Transcribe each of the records below exactly, excluding all pictures.

##### DATA #####

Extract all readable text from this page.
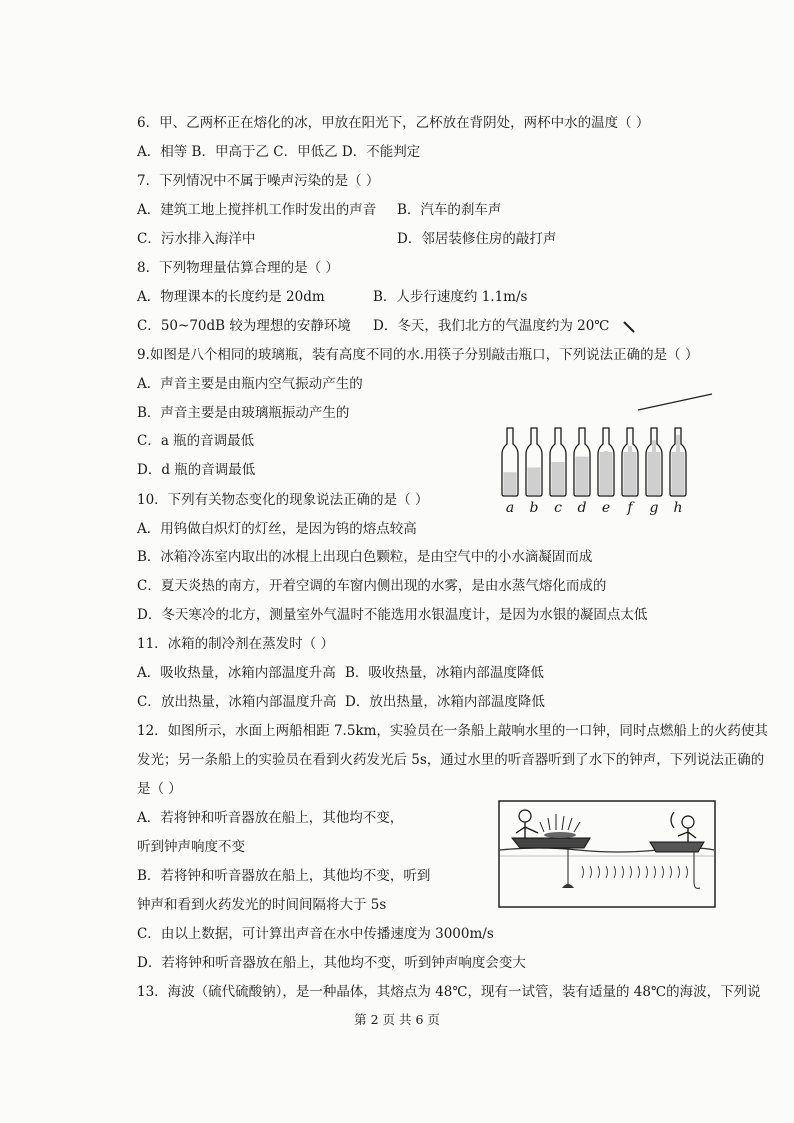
6．甲、乙两杯正在熔化的冰，甲放在阳光下，乙杯放在背阴处，两杯中水的温度（ ）
A．相等 B．甲高于乙 C．甲低乙 D．不能判定
7．下列情况中不属于噪声污染的是（ ）
A．建筑工地上搅拌机工作时发出的声音 B．汽车的刹车声
C．污水排入海洋中	D．邻居装修住房的敲打声
8．下列物理量估算合理的是（ ）
A．物理课本的长度约是 20dm	B．人步行速度约 1.1m/s
C．50~70dB 较为理想的安静环境 D．冬天，我们北方的气温度约为 20℃
9.如图是八个相同的玻璃瓶，装有高度不同的水.用筷子分别敲击瓶口，下列说法正确的是（ ）
A．声音主要是由瓶内空气振动产生的
B．声音主要是由玻璃瓶振动产生的
C．a 瓶的音调最低
D．d 瓶的音调最低
a b c d e f g h
10．下列有关物态变化的现象说法正确的是（ ）
A．用钨做白炽灯的灯丝，是因为钨的熔点较高
B．冰箱冷冻室内取出的冰棍上出现白色颗粒，是由空气中的小水滴凝固而成
C．夏天炎热的南方，开着空调的车窗内侧出现的水雾，是由水蒸气熔化而成的
D．冬天寒冷的北方，测量室外气温时不能选用水银温度计，是因为水银的凝固点太低
11．冰箱的制冷剂在蒸发时（ ）
A．吸收热量，冰箱内部温度升高 B．吸收热量，冰箱内部温度降低
C．放出热量，冰箱内部温度升高 D．放出热量，冰箱内部温度降低
12．如图所示，水面上两船相距 7.5km，实验员在一条船上敲响水里的一口钟，同时点燃船上的火药使其
发光；另一条船上的实验员在看到火药发光后 5s，通过水里的听音器听到了水下的钟声，下列说法正确的
是（ ）
A．若将钟和听音器放在船上，其他均不变，
听到钟声响度不变
B．若将钟和听音器放在船上，其他均不变，听到
钟声和看到火药发光的时间间隔将大于 5s
C．由以上数据，可计算出声音在水中传播速度为 3000m/s
D．若将钟和听音器放在船上，其他均不变，听到钟声响度会变大
13．海波（硫代硫酸钠），是一种晶体，其熔点为 48℃，现有一试管，装有适量的 48℃的海波，下列说
第 2 页 共 6 页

#####

§ **OUTPUT**
Extract all readable text from this page.
6．甲、乙两杯正在熔化的冰，甲放在阳光下，乙杯放在背阴处，两杯中水的温度（ ）
A．相等 B．甲高于乙 C．甲低乙 D．不能判定
7．下列情况中不属于噪声污染的是（ ）
A．建筑工地上搅拌机工作时发出的声音 B．汽车的刹车声
C．污水排入海洋中	D．邻居装修住房的敲打声
8．下列物理量估算合理的是（ ）
A．物理课本的长度约是 20dm	B．人步行速度约 1.1m/s
C．50~70dB 较为理想的安静环境 D．冬天，我们北方的气温度约为 20℃
9.如图是八个相同的玻璃瓶，装有高度不同的水.用筷子分别敲击瓶口，下列说法正确的是（ ）
A．声音主要是由瓶内空气振动产生的
B．声音主要是由玻璃瓶振动产生的
C．a 瓶的音调最低
D．d 瓶的音调最低
a b c d e f g h
10．下列有关物态变化的现象说法正确的是（ ）
A．用钨做白炽灯的灯丝，是因为钨的熔点较高
B．冰箱冷冻室内取出的冰棍上出现白色颗粒，是由空气中的小水滴凝固而成
C．夏天炎热的南方，开着空调的车窗内侧出现的水雾，是由水蒸气熔化而成的
D．冬天寒冷的北方，测量室外气温时不能选用水银温度计，是因为水银的凝固点太低
11．冰箱的制冷剂在蒸发时（ ）
A．吸收热量，冰箱内部温度升高 B．吸收热量，冰箱内部温度降低
C．放出热量，冰箱内部温度升高 D．放出热量，冰箱内部温度降低
12．如图所示，水面上两船相距 7.5km，实验员在一条船上敲响水里的一口钟，同时点燃船上的火药使其
发光；另一条船上的实验员在看到火药发光后 5s，通过水里的听音器听到了水下的钟声，下列说法正确的
是（ ）
A．若将钟和听音器放在船上，其他均不变，
听到钟声响度不变
B．若将钟和听音器放在船上，其他均不变，听到
钟声和看到火药发光的时间间隔将大于 5s
C．由以上数据，可计算出声音在水中传播速度为 3000m/s
D．若将钟和听音器放在船上，其他均不变，听到钟声响度会变大
13．海波（硫代硫酸钠），是一种晶体，其熔点为 48℃，现有一试管，装有适量的 48℃的海波，下列说
第 2 页 共 6 页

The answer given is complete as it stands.